§ **Records for this task**
···
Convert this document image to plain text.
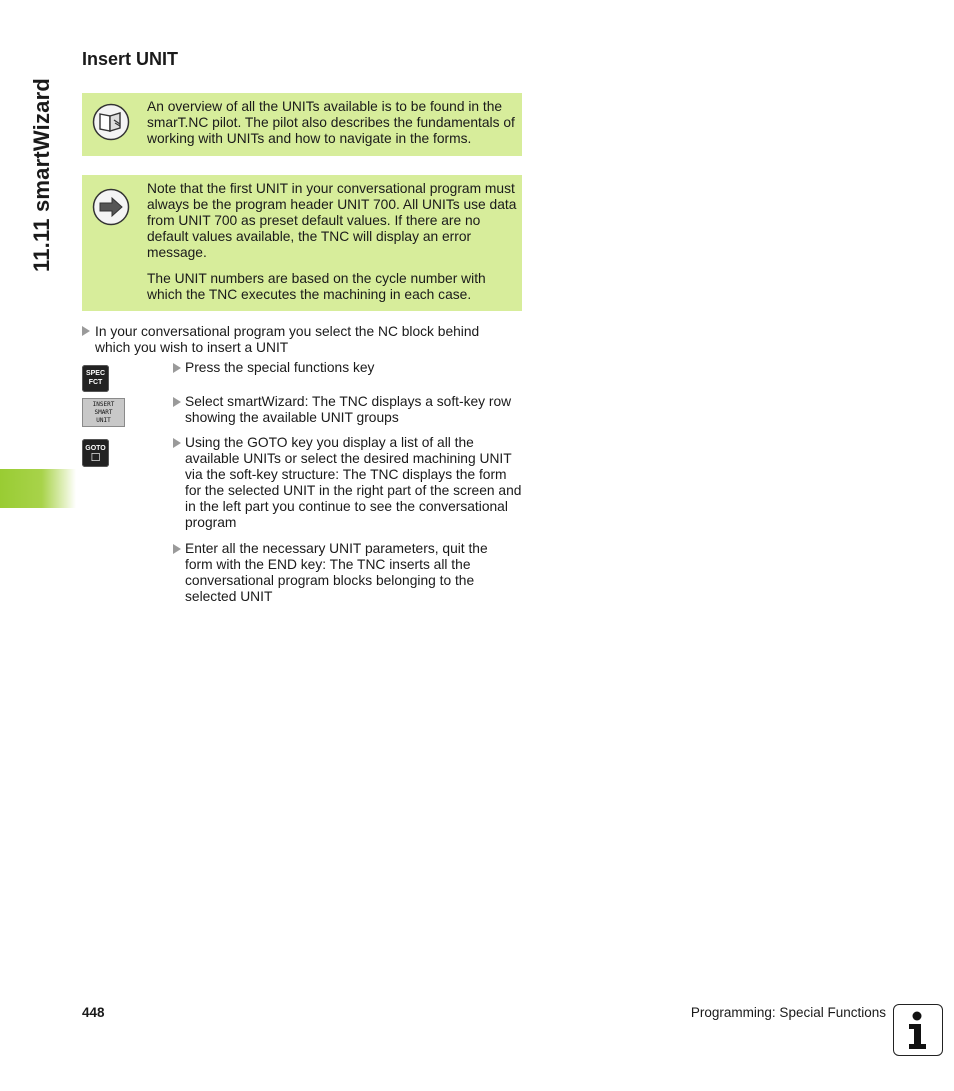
11.11 smartWizard
Insert UNIT

An overview of all the UNITs available is to be found in the smarT.NC pilot. The pilot also describes the fundamentals of working with UNITs and how to navigate in the forms.

Note that the first UNIT in your conversational program must always be the program header UNIT 700. All UNITs use data from UNIT 700 as preset default values. If there are no default values available, the TNC will display an error message.

The UNIT numbers are based on the cycle number with which the TNC executes the machining in each case.

In your conversational program you select the NC block behind which you wish to insert a UNIT
SPEC
FCT
Press the special functions key
INSERT
SMART
UNIT
Select smartWizard: The TNC displays a soft-key row showing the available UNIT groups
GOTO
☐
Using the GOTO key you display a list of all the available UNITs or select the desired machining UNIT via the soft-key structure: The TNC displays the form for the selected UNIT in the right part of the screen and in the left part you continue to see the conversational program
Enter all the necessary UNIT parameters, quit the form with the END key: The TNC inserts all the conversational program blocks belonging to the selected UNIT
448	Programming: Special Functions
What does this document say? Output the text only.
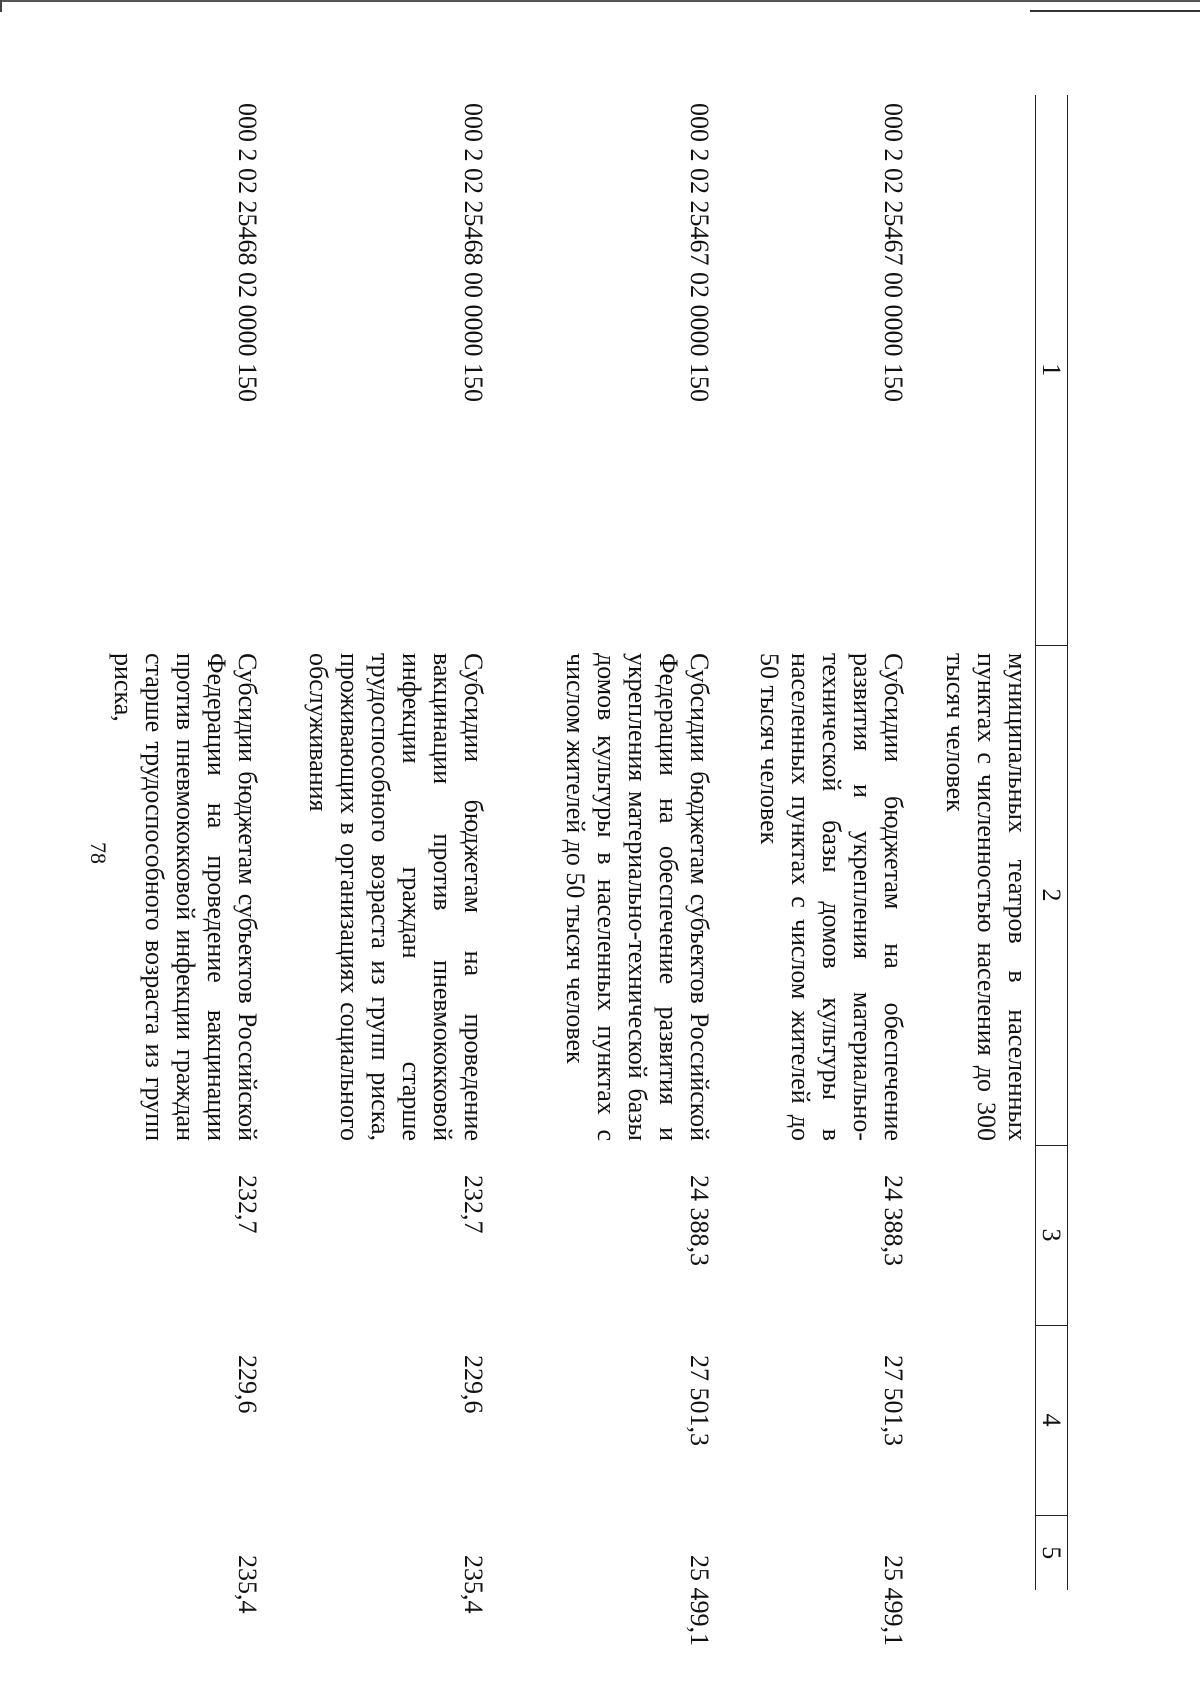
78
1	2	3	4	5
	муниципальных театров в населенных пунктах с численностью населения до 300 тысяч человек			
000 2 02 25467 00 0000 150	Субсидии бюджетам на обеспечение развития и укрепления материально-технической базы домов культуры в населенных пунктах с числом жителей до 50 тысяч человек	24 388,3	27 501,3	25 499,1
000 2 02 25467 02 0000 150	Субсидии бюджетам субъектов Российской Федерации на обеспечение развития и укрепления материально-технической базы домов культуры в населенных пунктах с числом жителей до 50 тысяч человек	24 388,3	27 501,3	25 499,1
000 2 02 25468 00 0000 150	Субсидии бюджетам на проведение вакцинации против пневмококковой инфекции граждан старше трудоспособного возраста из групп риска, проживающих в организациях социального обслуживания	232,7	229,6	235,4
000 2 02 25468 02 0000 150	Субсидии бюджетам субъектов Российской Федерации на проведение вакцинации против пневмококковой инфекции граждан старше трудоспособного возраста из групп риска,	232,7	229,6	235,4
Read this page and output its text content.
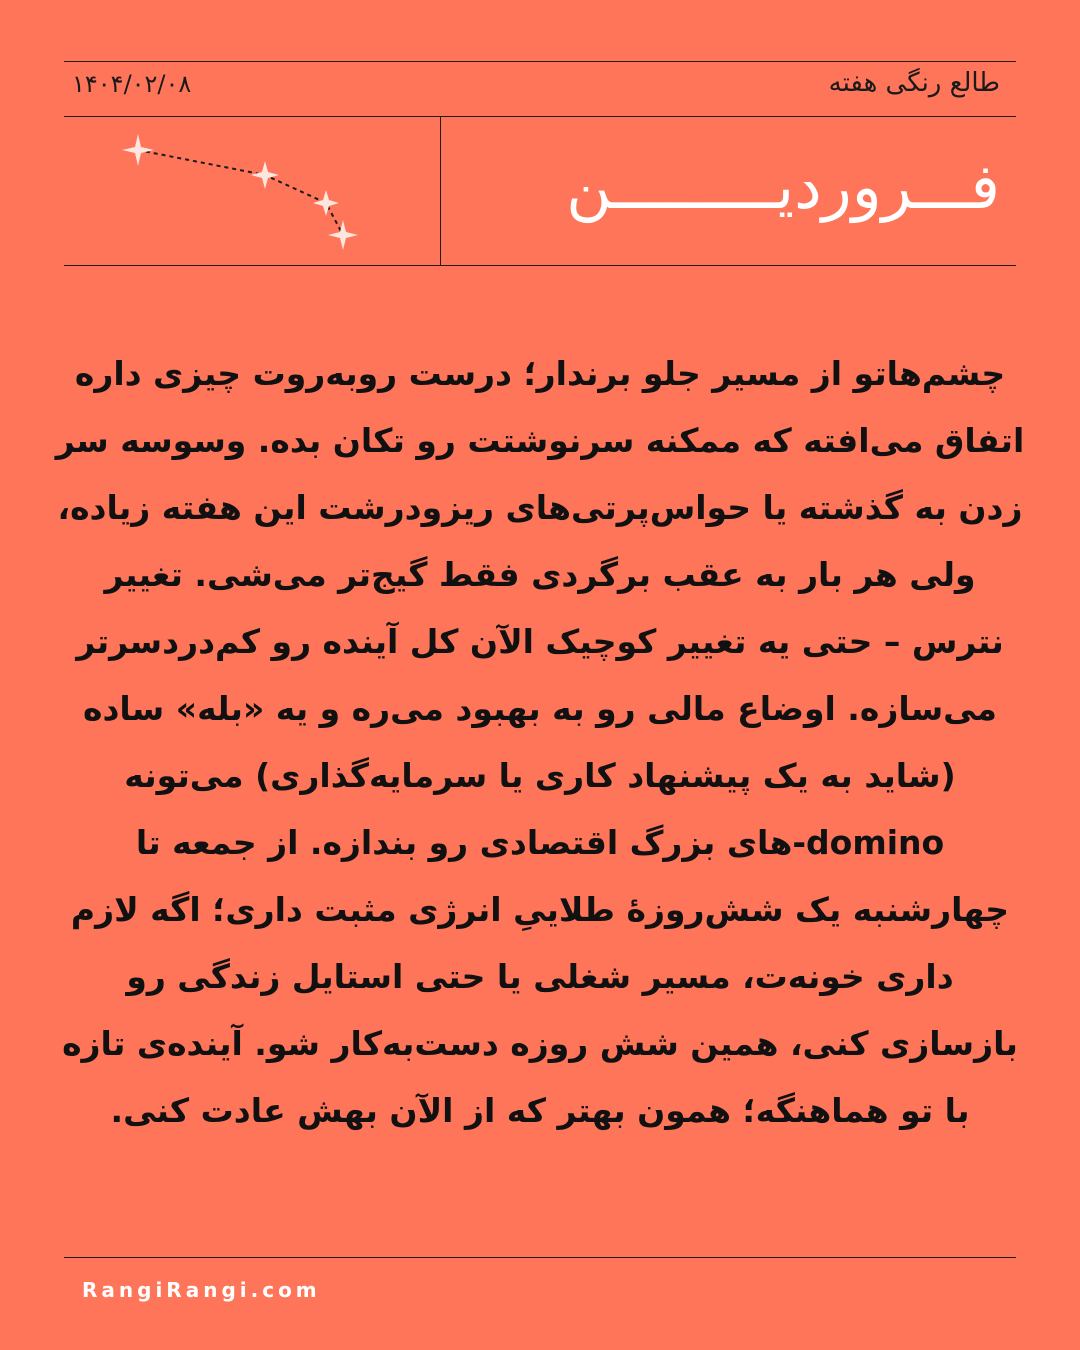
طالع رنگی هفته
۱۴۰۴/۰۲/۰۸
فـــروردیـــــــــن

چشم‌هاتو از مسیر جلو برندار؛ درست روبه‌روت چیزی داره اتفاق می‌افته که ممکنه سرنوشتت رو تکان بده. وسوسه سر زدن به گذشته یا حواس‌پرتی‌های ریزودرشت این هفته زیاده، ولی هر بار به عقب برگردی فقط گیج‌تر می‌شی. تغییر نترس – حتی یه تغییر کوچیک الآن کل آینده رو کم‌دردسرتر می‌سازه. اوضاع مالی رو به بهبود می‌ره و یه «بله» ساده (شاید به یک پیشنهاد کاری یا سرمایه‌گذاری) می‌تونه domino-های بزرگ اقتصادی رو بندازه. از جمعه تا چهارشنبه یک شش‌روزهٔ طلاییِ انرژی مثبت داری؛ اگه لازم داری خونه‌ت، مسیر شغلی یا حتی استایل زندگی رو بازسازی کنی، همین شش روزه دست‌به‌کار شو. آینده‌ی تازه با تو هماهنگه؛ همون بهتر که از الآن بهش عادت کنی.

RangiRangi.com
···
§ **Exercise aim**
Leave the images out, please, and restate each line word for word.

§ **Response to the task**
Convert this document image to plain text.
11.11 smartWizard
Insert UNIT

An overview of all the UNITs available is to be found in the smarT.NC pilot. The pilot also describes the fundamentals of working with UNITs and how to navigate in the forms.

Note that the first UNIT in your conversational program must always be the program header UNIT 700. All UNITs use data from UNIT 700 as preset default values. If there are no default values available, the TNC will display an error message.

The UNIT numbers are based on the cycle number with which the TNC executes the machining in each case.

In your conversational program you select the NC block behind which you wish to insert a UNIT
SPEC
FCT
Press the special functions key
INSERT
SMART
UNIT
Select smartWizard: The TNC displays a soft-key row showing the available UNIT groups
GOTO
☐
Using the GOTO key you display a list of all the available UNITs or select the desired machining UNIT via the soft-key structure: The TNC displays the form for the selected UNIT in the right part of the screen and in the left part you continue to see the conversational program
Enter all the necessary UNIT parameters, quit the form with the END key: The TNC inserts all the conversational program blocks belonging to the selected UNIT
448	Programming: Special Functions
What does this document say? Output the text only.
78
1	2	3	4	5
	муниципальных театров в населенных пунктах с численностью населения до 300 тысяч человек			
000 2 02 25467 00 0000 150	Субсидии бюджетам на обеспечение развития и укрепления материально-технической базы домов культуры в населенных пунктах с числом жителей до 50 тысяч человек	24 388,3	27 501,3	25 499,1
000 2 02 25467 02 0000 150	Субсидии бюджетам субъектов Российской Федерации на обеспечение развития и укрепления материально-технической базы домов культуры в населенных пунктах с числом жителей до 50 тысяч человек	24 388,3	27 501,3	25 499,1
000 2 02 25468 00 0000 150	Субсидии бюджетам на проведение вакцинации против пневмококковой инфекции граждан старше трудоспособного возраста из групп риска, проживающих в организациях социального обслуживания	232,7	229,6	235,4
000 2 02 25468 02 0000 150	Субсидии бюджетам субъектов Российской Федерации на проведение вакцинации против пневмококковой инфекции граждан старше трудоспособного возраста из групп риска,	232,7	229,6	235,4
Read this page and output its text content.
طالع رنگی هفته
۱۴۰۴/۰۲/۰۸
فـــروردیـــــــــن

چشم‌هاتو از مسیر جلو برندار؛ درست روبه‌روت چیزی داره اتفاق می‌افته که ممکنه سرنوشتت رو تکان بده. وسوسه سر زدن به گذشته یا حواس‌پرتی‌های ریزودرشت این هفته زیاده، ولی هر بار به عقب برگردی فقط گیج‌تر می‌شی. تغییر نترس – حتی یه تغییر کوچیک الآن کل آینده رو کم‌دردسرتر می‌سازه. اوضاع مالی رو به بهبود می‌ره و یه «بله» ساده (شاید به یک پیشنهاد کاری یا سرمایه‌گذاری) می‌تونه domino-های بزرگ اقتصادی رو بندازه. از جمعه تا چهارشنبه یک شش‌روزهٔ طلاییِ انرژی مثبت داری؛ اگه لازم داری خونه‌ت، مسیر شغلی یا حتی استایل زندگی رو بازسازی کنی، همین شش روزه دست‌به‌کار شو. آینده‌ی تازه با تو هماهنگه؛ همون بهتر که از الآن بهش عادت کنی.

RangiRangi.com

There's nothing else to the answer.